╭─ Information provided

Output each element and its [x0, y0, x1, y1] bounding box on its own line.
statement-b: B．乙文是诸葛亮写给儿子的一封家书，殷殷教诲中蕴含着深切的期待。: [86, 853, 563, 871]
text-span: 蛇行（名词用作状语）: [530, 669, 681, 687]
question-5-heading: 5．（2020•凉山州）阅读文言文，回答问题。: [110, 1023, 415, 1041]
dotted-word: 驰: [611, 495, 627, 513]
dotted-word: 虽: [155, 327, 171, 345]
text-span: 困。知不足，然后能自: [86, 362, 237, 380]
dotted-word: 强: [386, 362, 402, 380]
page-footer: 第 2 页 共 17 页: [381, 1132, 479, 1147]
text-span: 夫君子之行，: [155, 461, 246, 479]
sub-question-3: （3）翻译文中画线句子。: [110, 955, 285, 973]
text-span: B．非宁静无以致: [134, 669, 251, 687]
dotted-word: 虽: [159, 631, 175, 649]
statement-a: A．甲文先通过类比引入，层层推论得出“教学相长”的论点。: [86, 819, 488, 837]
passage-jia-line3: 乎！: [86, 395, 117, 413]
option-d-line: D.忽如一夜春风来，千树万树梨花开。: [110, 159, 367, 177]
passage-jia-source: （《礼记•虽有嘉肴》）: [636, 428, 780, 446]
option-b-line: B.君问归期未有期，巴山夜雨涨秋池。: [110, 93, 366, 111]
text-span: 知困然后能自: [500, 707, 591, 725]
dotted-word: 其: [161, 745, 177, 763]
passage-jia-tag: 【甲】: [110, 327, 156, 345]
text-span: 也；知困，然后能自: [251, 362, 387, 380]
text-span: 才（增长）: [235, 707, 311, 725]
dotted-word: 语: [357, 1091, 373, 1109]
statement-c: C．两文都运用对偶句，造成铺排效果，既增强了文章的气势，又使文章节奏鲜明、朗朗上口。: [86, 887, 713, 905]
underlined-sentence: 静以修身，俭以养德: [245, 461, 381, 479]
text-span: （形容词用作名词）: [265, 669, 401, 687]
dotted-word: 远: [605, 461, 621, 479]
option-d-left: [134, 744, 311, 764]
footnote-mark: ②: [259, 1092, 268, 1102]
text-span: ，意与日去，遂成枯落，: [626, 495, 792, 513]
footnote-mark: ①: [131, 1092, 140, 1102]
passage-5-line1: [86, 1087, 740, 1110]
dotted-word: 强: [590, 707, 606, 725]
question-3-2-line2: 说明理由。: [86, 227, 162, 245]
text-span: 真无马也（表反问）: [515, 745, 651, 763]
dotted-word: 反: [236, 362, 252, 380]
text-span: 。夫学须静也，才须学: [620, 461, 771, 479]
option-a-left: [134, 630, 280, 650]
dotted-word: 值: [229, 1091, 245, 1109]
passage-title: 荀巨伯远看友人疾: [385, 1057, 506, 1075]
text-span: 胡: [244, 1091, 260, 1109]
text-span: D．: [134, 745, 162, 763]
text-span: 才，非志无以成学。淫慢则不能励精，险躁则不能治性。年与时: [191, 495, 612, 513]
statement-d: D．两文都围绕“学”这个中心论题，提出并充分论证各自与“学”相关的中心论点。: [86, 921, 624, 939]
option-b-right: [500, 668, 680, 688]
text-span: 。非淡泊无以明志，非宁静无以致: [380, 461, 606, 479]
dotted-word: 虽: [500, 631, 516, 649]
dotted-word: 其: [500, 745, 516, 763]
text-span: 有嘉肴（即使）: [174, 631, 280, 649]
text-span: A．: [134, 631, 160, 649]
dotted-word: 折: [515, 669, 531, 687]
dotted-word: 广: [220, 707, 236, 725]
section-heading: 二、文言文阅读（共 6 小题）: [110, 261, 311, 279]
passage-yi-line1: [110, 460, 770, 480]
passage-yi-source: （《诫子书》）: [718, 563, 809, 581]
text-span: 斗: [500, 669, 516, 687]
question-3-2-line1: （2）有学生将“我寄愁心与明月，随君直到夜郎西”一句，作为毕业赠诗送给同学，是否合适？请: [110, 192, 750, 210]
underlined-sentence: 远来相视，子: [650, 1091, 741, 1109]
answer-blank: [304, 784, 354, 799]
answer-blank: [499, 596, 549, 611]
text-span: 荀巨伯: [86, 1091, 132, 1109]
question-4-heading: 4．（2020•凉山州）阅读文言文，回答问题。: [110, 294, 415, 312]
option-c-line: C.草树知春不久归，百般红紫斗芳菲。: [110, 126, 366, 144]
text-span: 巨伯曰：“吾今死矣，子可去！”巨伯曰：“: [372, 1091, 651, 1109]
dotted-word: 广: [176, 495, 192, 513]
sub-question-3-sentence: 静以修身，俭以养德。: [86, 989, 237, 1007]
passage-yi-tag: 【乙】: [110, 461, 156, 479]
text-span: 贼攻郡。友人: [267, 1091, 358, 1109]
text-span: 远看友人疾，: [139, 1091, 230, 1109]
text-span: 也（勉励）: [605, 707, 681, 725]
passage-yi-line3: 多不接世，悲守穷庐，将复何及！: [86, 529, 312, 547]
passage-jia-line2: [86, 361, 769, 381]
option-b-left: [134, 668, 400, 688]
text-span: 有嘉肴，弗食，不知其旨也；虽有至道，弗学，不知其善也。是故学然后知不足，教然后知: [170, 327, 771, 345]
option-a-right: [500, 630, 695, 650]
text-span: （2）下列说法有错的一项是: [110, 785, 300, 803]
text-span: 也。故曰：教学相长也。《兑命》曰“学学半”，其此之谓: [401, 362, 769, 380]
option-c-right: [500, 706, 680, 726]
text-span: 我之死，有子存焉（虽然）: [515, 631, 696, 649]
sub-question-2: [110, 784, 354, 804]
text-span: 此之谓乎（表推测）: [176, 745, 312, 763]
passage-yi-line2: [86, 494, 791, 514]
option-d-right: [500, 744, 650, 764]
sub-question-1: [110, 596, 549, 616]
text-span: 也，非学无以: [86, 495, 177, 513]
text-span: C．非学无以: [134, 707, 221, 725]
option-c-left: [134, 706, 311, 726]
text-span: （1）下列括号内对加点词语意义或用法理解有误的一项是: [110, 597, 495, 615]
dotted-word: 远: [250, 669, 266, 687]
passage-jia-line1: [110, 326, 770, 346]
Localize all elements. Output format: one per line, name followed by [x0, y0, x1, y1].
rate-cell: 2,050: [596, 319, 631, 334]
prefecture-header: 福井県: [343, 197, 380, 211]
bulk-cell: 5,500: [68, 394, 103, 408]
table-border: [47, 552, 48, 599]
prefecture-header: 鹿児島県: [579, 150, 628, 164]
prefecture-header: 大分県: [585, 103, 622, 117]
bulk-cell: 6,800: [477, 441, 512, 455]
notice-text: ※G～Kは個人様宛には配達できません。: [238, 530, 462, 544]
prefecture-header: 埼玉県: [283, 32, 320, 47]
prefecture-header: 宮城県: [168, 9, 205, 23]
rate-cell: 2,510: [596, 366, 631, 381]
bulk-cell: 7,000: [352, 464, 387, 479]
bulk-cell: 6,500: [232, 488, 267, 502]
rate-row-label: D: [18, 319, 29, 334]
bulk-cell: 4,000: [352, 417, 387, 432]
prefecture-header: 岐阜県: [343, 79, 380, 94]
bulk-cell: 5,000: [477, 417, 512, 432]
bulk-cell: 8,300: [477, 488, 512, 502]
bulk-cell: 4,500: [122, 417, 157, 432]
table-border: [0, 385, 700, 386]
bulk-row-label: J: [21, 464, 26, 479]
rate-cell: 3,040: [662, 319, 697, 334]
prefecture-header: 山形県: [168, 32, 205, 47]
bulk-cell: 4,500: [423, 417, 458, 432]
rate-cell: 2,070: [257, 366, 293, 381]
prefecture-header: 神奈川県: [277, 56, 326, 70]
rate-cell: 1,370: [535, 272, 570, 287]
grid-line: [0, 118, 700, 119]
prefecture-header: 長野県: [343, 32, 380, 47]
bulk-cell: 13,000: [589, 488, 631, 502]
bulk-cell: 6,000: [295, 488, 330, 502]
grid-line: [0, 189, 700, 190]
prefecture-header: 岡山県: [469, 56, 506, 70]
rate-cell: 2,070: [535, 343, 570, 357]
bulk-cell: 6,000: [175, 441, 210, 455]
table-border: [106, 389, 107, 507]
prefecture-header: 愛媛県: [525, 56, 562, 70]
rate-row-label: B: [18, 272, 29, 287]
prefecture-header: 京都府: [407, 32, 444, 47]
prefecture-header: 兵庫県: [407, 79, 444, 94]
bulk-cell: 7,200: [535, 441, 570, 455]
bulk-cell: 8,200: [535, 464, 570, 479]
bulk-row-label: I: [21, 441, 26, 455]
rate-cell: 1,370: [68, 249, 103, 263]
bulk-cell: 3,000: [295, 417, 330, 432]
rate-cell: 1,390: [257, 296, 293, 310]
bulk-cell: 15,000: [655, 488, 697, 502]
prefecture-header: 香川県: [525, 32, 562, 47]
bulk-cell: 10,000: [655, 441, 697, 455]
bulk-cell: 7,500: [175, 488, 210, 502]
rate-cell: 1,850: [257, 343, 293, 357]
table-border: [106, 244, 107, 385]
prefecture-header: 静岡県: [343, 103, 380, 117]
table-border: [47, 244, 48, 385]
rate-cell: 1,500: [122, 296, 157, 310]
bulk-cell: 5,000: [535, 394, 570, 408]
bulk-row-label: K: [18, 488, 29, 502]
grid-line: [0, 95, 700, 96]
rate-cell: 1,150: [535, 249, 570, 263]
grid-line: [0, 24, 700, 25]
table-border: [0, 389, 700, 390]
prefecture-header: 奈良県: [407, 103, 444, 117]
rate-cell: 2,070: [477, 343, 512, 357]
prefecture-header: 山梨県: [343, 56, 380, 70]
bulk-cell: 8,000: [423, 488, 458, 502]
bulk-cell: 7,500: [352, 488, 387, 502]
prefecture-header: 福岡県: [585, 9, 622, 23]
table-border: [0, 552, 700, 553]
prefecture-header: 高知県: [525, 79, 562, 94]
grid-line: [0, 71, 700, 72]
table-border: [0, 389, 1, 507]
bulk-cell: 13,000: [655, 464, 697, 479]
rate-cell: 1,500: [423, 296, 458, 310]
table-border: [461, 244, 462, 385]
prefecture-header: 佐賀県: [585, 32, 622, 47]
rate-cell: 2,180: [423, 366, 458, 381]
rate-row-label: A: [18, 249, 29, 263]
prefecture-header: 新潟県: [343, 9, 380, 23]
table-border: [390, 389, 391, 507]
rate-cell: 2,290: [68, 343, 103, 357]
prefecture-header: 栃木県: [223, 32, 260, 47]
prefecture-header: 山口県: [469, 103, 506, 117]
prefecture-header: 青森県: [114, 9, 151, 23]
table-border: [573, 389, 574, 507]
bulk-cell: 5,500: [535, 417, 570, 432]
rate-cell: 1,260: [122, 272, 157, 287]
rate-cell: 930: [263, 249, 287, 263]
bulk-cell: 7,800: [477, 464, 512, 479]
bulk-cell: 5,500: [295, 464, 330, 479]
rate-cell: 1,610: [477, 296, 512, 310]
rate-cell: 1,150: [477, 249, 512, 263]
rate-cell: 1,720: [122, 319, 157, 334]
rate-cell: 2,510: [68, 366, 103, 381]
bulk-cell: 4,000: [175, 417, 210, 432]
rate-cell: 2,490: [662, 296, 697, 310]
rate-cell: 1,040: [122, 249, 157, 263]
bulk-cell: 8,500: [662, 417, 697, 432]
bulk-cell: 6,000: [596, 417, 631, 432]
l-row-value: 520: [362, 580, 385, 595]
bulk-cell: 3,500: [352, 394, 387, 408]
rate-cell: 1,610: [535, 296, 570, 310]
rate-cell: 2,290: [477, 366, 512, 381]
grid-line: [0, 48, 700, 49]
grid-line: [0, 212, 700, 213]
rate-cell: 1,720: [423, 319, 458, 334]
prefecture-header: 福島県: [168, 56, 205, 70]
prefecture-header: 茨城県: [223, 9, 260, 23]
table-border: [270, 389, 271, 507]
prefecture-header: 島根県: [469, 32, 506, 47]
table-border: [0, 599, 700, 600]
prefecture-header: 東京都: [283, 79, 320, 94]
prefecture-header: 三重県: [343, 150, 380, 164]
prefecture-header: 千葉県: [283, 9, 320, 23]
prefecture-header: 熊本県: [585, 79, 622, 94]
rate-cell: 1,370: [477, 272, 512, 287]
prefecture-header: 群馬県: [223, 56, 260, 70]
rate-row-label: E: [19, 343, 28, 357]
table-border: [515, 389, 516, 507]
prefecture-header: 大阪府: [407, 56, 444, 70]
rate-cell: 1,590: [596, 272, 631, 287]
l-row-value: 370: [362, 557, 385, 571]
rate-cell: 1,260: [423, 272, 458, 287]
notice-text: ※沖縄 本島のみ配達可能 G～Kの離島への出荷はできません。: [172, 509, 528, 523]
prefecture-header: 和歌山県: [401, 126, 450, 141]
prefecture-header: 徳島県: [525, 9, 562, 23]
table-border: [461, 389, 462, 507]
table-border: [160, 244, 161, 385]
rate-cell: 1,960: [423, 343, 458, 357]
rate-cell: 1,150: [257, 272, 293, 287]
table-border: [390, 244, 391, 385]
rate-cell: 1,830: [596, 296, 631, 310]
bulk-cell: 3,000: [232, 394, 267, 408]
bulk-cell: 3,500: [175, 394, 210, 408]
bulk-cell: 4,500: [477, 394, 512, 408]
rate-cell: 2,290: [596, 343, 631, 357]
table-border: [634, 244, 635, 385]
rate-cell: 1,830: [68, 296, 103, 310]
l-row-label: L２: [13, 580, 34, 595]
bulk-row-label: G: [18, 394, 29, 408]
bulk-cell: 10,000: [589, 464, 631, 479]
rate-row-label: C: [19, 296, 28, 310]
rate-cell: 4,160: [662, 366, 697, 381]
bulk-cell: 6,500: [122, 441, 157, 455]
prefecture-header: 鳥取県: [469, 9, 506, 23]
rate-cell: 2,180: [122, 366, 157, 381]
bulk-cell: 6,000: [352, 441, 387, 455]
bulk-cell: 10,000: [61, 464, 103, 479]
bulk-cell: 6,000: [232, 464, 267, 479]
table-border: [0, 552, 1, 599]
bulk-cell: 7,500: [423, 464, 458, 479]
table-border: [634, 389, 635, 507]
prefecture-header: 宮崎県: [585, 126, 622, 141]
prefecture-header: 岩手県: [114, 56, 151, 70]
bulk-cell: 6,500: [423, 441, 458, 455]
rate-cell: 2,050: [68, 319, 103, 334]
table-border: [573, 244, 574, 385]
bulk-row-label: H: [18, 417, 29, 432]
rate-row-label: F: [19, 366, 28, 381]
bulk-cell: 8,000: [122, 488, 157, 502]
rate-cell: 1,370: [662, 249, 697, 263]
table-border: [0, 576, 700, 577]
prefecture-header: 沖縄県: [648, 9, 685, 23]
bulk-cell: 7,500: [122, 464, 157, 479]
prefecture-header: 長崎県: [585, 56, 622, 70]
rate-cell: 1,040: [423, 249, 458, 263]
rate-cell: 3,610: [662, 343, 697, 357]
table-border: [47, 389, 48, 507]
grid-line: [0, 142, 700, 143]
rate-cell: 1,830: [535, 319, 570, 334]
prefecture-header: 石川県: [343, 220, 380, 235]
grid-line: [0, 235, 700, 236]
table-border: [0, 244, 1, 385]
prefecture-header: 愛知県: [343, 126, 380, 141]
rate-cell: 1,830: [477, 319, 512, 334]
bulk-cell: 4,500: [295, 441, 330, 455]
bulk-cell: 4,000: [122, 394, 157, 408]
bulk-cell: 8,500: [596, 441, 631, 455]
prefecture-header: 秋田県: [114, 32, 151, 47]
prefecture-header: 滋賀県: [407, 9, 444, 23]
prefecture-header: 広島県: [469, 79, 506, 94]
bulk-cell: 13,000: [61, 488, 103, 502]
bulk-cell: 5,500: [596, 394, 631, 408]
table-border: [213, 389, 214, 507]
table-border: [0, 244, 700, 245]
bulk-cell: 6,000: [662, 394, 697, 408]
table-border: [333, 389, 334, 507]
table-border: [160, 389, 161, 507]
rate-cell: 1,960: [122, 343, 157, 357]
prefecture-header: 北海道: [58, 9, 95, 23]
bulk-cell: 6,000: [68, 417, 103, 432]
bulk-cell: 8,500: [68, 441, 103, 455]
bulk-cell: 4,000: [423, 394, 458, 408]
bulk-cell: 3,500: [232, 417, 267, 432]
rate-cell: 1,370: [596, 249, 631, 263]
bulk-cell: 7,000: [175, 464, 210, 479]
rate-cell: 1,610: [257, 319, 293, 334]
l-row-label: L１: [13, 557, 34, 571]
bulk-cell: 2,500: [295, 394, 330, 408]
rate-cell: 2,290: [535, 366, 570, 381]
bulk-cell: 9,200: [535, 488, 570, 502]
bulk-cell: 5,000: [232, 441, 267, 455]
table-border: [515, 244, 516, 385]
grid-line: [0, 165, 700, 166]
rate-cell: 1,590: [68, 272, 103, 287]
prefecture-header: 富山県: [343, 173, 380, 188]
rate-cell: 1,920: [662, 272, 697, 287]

╰─

Rewrite the rows from the start of the rows to the line with "819, 488, 837]" as a JSON list of strings, one string per line, with blank lines omitted.

[
  "Output each element and its [x0, y0, x1, y1] bounding box on its own line.",
  "statement-b: B．乙文是诸葛亮写给儿子的一封家书，殷殷教诲中蕴含着深切的期待。: [86, 853, 563, 871]",
  "text-span: 蛇行（名词用作状语）: [530, 669, 681, 687]",
  "question-5-heading: 5．（2020•凉山州）阅读文言文，回答问题。: [110, 1023, 415, 1041]",
  "dotted-word: 驰: [611, 495, 627, 513]",
  "dotted-word: 虽: [155, 327, 171, 345]",
  "text-span: 困。知不足，然后能自: [86, 362, 237, 380]",
  "dotted-word: 强: [386, 362, 402, 380]",
  "page-footer: 第 2 页 共 17 页: [381, 1132, 479, 1147]",
  "text-span: 夫君子之行，: [155, 461, 246, 479]",
  "sub-question-3: （3）翻译文中画线句子。: [110, 955, 285, 973]",
  "text-span: B．非宁静无以致: [134, 669, 251, 687]",
  "dotted-word: 虽: [159, 631, 175, 649]",
  "statement-a: A．甲文先通过类比引入，层层推论得出“教学相长”的论点。: [86, 819, 488, 837]"
]